_Data rows_
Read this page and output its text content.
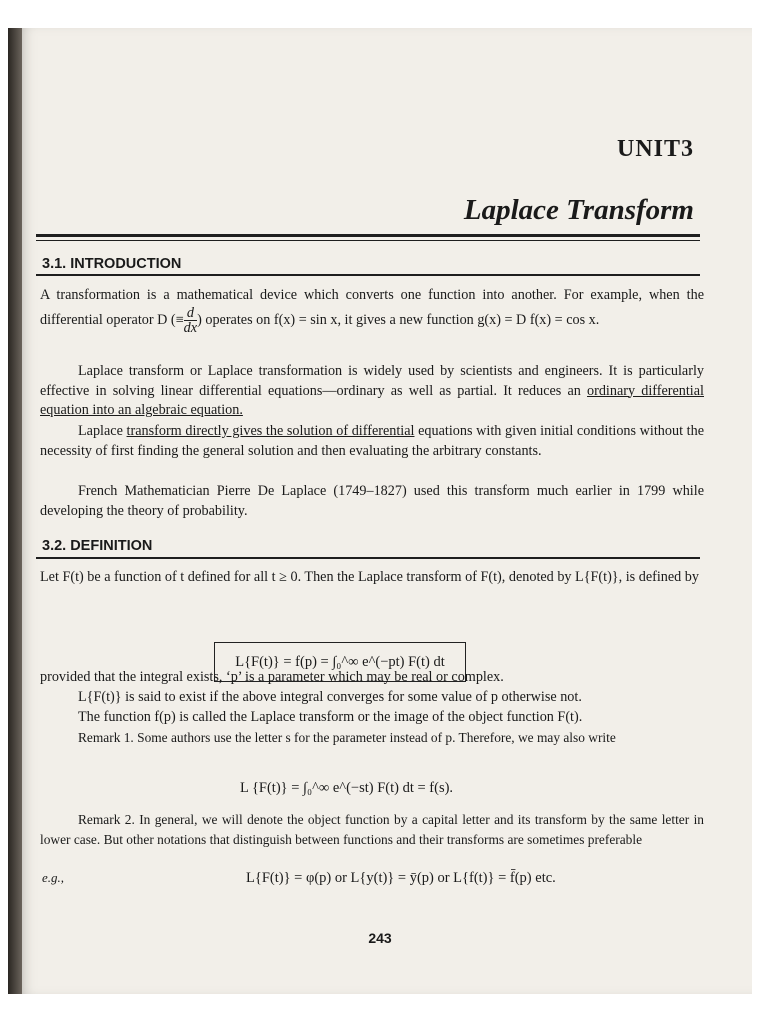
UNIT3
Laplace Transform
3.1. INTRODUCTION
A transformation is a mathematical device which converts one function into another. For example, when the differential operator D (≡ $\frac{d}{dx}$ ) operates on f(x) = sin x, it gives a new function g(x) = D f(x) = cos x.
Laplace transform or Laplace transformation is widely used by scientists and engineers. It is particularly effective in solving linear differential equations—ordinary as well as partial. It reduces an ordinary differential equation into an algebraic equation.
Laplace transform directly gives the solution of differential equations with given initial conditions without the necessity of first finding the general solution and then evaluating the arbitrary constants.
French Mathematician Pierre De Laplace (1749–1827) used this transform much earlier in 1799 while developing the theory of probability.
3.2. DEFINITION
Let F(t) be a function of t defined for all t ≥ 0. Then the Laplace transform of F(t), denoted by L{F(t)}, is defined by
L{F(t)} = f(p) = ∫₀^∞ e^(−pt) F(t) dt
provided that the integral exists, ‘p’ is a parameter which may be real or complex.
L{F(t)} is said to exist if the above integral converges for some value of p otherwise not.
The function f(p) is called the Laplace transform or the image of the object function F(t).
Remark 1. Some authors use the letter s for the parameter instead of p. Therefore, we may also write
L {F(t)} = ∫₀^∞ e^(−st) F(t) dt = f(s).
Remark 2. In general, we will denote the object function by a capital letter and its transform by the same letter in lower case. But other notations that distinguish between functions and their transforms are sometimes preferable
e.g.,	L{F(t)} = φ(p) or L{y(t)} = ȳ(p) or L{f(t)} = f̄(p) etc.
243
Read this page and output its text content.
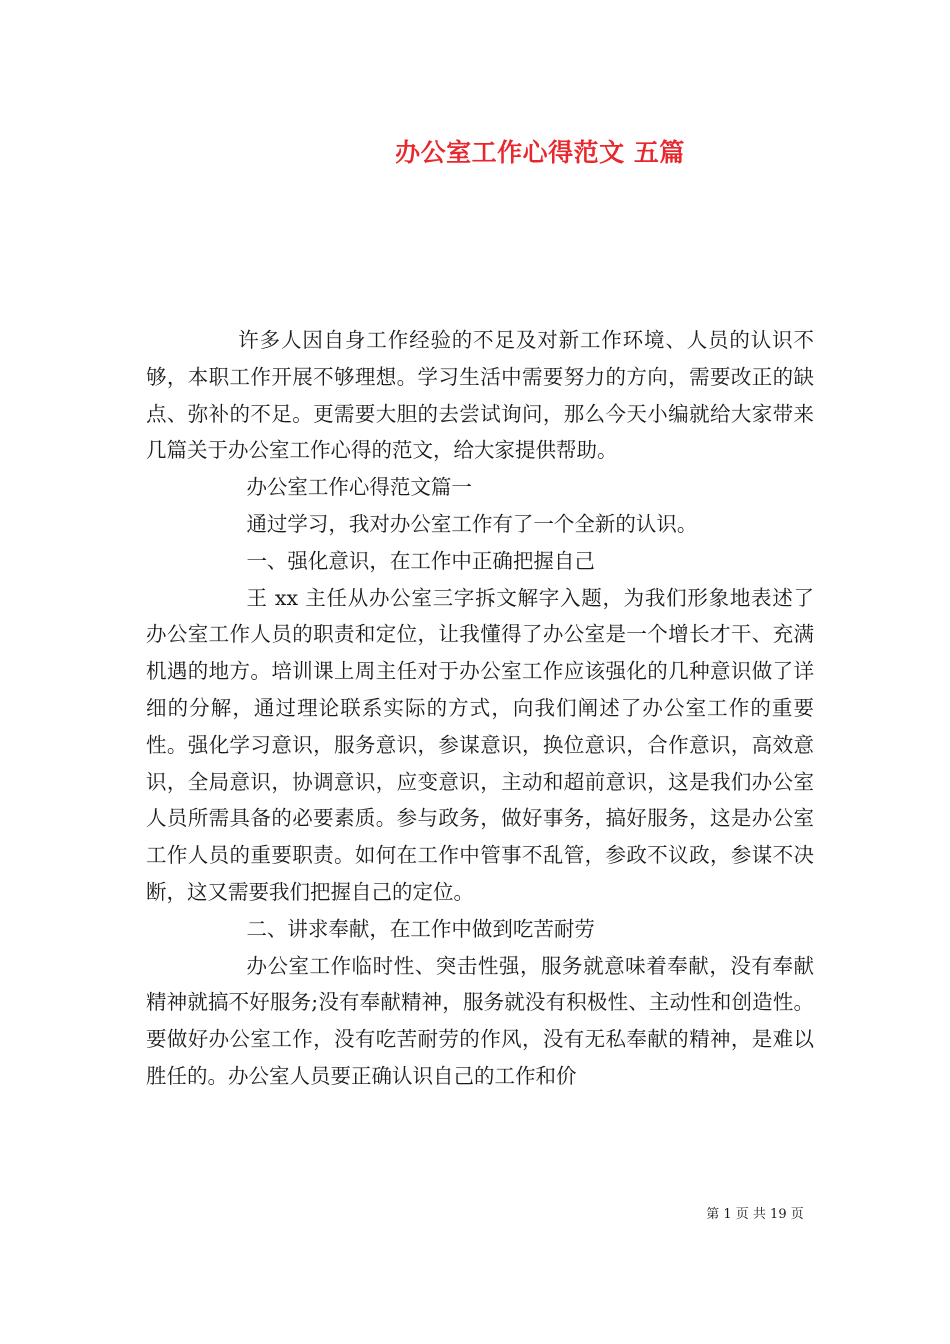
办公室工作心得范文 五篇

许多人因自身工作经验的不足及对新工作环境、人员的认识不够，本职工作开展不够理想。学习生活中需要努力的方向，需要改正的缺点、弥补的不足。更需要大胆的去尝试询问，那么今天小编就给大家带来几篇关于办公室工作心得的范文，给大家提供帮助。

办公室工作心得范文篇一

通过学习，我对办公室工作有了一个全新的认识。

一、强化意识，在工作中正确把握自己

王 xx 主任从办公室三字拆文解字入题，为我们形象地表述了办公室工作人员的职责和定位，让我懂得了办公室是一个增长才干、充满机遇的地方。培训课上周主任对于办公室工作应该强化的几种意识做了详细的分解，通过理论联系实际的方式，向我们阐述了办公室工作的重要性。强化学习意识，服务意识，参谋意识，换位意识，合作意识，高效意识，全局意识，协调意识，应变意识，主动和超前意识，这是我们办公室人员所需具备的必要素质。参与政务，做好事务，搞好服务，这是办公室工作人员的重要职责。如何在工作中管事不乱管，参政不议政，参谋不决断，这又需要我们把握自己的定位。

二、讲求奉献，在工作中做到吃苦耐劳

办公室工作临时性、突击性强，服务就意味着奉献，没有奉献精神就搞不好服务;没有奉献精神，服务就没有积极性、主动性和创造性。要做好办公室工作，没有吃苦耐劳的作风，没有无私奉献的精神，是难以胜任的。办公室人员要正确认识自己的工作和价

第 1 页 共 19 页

_Task directions_
Repeat the records above exactly, leaving out any pictures they contain.

_Answer to this task_
Read this page and output its text content.
UNIT3
Laplace Transform
3.1. INTRODUCTION
A transformation is a mathematical device which converts one function into another. For example, when the differential operator D (≡ $\frac{d}{dx}$ ) operates on f(x) = sin x, it gives a new function g(x) = D f(x) = cos x.
Laplace transform or Laplace transformation is widely used by scientists and engineers. It is particularly effective in solving linear differential equations—ordinary as well as partial. It reduces an ordinary differential equation into an algebraic equation.
Laplace transform directly gives the solution of differential equations with given initial conditions without the necessity of first finding the general solution and then evaluating the arbitrary constants.
French Mathematician Pierre De Laplace (1749–1827) used this transform much earlier in 1799 while developing the theory of probability.
3.2. DEFINITION
Let F(t) be a function of t defined for all t ≥ 0. Then the Laplace transform of F(t), denoted by L{F(t)}, is defined by
L{F(t)} = f(p) = ∫₀^∞ e^(−pt) F(t) dt
provided that the integral exists, ‘p’ is a parameter which may be real or complex.
L{F(t)} is said to exist if the above integral converges for some value of p otherwise not.
The function f(p) is called the Laplace transform or the image of the object function F(t).
Remark 1. Some authors use the letter s for the parameter instead of p. Therefore, we may also write
L {F(t)} = ∫₀^∞ e^(−st) F(t) dt = f(s).
Remark 2. In general, we will denote the object function by a capital letter and its transform by the same letter in lower case. But other notations that distinguish between functions and their transforms are sometimes preferable
e.g.,	L{F(t)} = φ(p) or L{y(t)} = ȳ(p) or L{f(t)} = f̄(p) etc.
243
Read this page and output its text content.
办公室工作心得范文 五篇

许多人因自身工作经验的不足及对新工作环境、人员的认识不够，本职工作开展不够理想。学习生活中需要努力的方向，需要改正的缺点、弥补的不足。更需要大胆的去尝试询问，那么今天小编就给大家带来几篇关于办公室工作心得的范文，给大家提供帮助。

办公室工作心得范文篇一

通过学习，我对办公室工作有了一个全新的认识。

一、强化意识，在工作中正确把握自己

王 xx 主任从办公室三字拆文解字入题，为我们形象地表述了办公室工作人员的职责和定位，让我懂得了办公室是一个增长才干、充满机遇的地方。培训课上周主任对于办公室工作应该强化的几种意识做了详细的分解，通过理论联系实际的方式，向我们阐述了办公室工作的重要性。强化学习意识，服务意识，参谋意识，换位意识，合作意识，高效意识，全局意识，协调意识，应变意识，主动和超前意识，这是我们办公室人员所需具备的必要素质。参与政务，做好事务，搞好服务，这是办公室工作人员的重要职责。如何在工作中管事不乱管，参政不议政，参谋不决断，这又需要我们把握自己的定位。

二、讲求奉献，在工作中做到吃苦耐劳

办公室工作临时性、突击性强，服务就意味着奉献，没有奉献精神就搞不好服务;没有奉献精神，服务就没有积极性、主动性和创造性。要做好办公室工作，没有吃苦耐劳的作风，没有无私奉献的精神，是难以胜任的。办公室人员要正确认识自己的工作和价

第 1 页 共 19 页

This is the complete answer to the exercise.